**Exercise instructions**.
Will you extract the entries word for word? Images should not appear in the copy.

**Provided data**.
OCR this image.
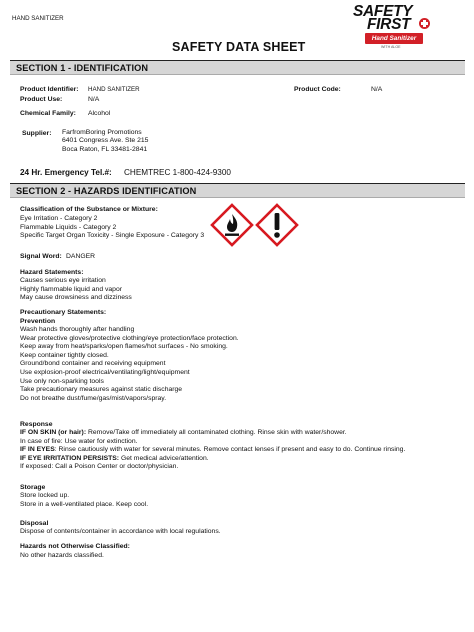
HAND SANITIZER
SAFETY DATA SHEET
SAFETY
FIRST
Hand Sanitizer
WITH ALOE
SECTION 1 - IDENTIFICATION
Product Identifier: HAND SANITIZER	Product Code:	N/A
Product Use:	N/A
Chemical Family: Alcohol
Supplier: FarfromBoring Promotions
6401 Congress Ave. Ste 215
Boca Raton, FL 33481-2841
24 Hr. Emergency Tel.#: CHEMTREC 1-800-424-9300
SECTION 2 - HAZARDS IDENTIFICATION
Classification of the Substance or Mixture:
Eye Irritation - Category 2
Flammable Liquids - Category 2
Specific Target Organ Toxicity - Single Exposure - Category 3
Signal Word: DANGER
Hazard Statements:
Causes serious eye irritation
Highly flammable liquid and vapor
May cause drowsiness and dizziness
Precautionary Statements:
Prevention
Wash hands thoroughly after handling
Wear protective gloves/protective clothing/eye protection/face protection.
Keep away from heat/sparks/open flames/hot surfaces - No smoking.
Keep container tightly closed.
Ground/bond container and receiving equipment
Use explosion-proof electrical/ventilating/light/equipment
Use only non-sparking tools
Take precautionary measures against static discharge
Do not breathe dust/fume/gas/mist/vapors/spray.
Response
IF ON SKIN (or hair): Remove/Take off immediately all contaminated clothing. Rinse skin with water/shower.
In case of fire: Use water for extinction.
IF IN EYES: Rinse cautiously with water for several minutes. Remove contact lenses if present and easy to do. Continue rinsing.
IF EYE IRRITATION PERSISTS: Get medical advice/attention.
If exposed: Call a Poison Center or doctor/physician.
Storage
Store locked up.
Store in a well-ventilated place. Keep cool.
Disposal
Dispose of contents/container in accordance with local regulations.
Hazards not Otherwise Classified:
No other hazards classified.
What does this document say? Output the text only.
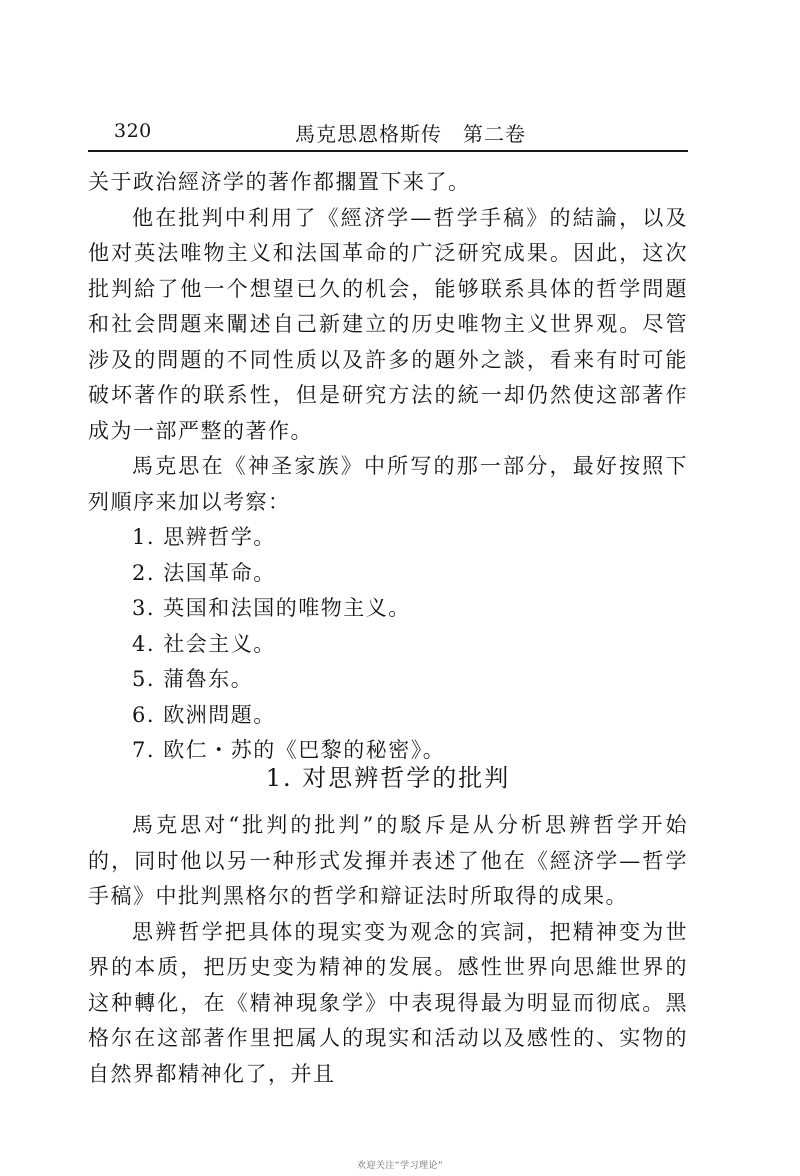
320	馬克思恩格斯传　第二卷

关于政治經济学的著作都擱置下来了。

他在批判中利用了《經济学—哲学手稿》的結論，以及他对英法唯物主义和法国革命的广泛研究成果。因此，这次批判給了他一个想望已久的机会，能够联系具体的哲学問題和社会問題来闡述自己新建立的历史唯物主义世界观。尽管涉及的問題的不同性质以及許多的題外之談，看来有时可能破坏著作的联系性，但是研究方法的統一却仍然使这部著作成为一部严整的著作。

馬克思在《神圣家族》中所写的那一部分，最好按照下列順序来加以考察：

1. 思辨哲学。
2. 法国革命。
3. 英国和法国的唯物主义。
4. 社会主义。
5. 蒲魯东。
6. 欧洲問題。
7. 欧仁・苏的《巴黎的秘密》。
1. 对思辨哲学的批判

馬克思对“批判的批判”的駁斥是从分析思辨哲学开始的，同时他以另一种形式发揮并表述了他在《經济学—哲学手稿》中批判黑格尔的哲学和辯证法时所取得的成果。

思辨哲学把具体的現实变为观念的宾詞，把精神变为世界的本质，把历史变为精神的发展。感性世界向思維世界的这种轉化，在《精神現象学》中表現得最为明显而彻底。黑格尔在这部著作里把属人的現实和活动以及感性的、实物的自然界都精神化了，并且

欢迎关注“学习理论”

**Reply to the exercise**.
OCR this image.
HAND SANITIZER
SAFETY DATA SHEET
SAFETY
FIRST
Hand Sanitizer
WITH ALOE
SECTION 1 - IDENTIFICATION
Product Identifier: HAND SANITIZER	Product Code:	N/A
Product Use:	N/A
Chemical Family: Alcohol
Supplier: FarfromBoring Promotions
6401 Congress Ave. Ste 215
Boca Raton, FL 33481-2841
24 Hr. Emergency Tel.#: CHEMTREC 1-800-424-9300
SECTION 2 - HAZARDS IDENTIFICATION
Classification of the Substance or Mixture:
Eye Irritation - Category 2
Flammable Liquids - Category 2
Specific Target Organ Toxicity - Single Exposure - Category 3
Signal Word: DANGER
Hazard Statements:
Causes serious eye irritation
Highly flammable liquid and vapor
May cause drowsiness and dizziness
Precautionary Statements:
Prevention
Wash hands thoroughly after handling
Wear protective gloves/protective clothing/eye protection/face protection.
Keep away from heat/sparks/open flames/hot surfaces - No smoking.
Keep container tightly closed.
Ground/bond container and receiving equipment
Use explosion-proof electrical/ventilating/light/equipment
Use only non-sparking tools
Take precautionary measures against static discharge
Do not breathe dust/fume/gas/mist/vapors/spray.
Response
IF ON SKIN (or hair): Remove/Take off immediately all contaminated clothing. Rinse skin with water/shower.
In case of fire: Use water for extinction.
IF IN EYES: Rinse cautiously with water for several minutes. Remove contact lenses if present and easy to do. Continue rinsing.
IF EYE IRRITATION PERSISTS: Get medical advice/attention.
If exposed: Call a Poison Center or doctor/physician.
Storage
Store locked up.
Store in a well-ventilated place. Keep cool.
Disposal
Dispose of contents/container in accordance with local regulations.
Hazards not Otherwise Classified:
No other hazards classified.
What does this document say? Output the text only.
320	馬克思恩格斯传　第二卷

关于政治經济学的著作都擱置下来了。

他在批判中利用了《經济学—哲学手稿》的結論，以及他对英法唯物主义和法国革命的广泛研究成果。因此，这次批判給了他一个想望已久的机会，能够联系具体的哲学問題和社会問題来闡述自己新建立的历史唯物主义世界观。尽管涉及的問題的不同性质以及許多的題外之談，看来有时可能破坏著作的联系性，但是研究方法的統一却仍然使这部著作成为一部严整的著作。

馬克思在《神圣家族》中所写的那一部分，最好按照下列順序来加以考察：

1. 思辨哲学。
2. 法国革命。
3. 英国和法国的唯物主义。
4. 社会主义。
5. 蒲魯东。
6. 欧洲問題。
7. 欧仁・苏的《巴黎的秘密》。
1. 对思辨哲学的批判

馬克思对“批判的批判”的駁斥是从分析思辨哲学开始的，同时他以另一种形式发揮并表述了他在《經济学—哲学手稿》中批判黑格尔的哲学和辯证法时所取得的成果。

思辨哲学把具体的現实变为观念的宾詞，把精神变为世界的本质，把历史变为精神的发展。感性世界向思維世界的这种轉化，在《精神現象学》中表現得最为明显而彻底。黑格尔在这部著作里把属人的現实和活动以及感性的、实物的自然界都精神化了，并且

欢迎关注“学习理论”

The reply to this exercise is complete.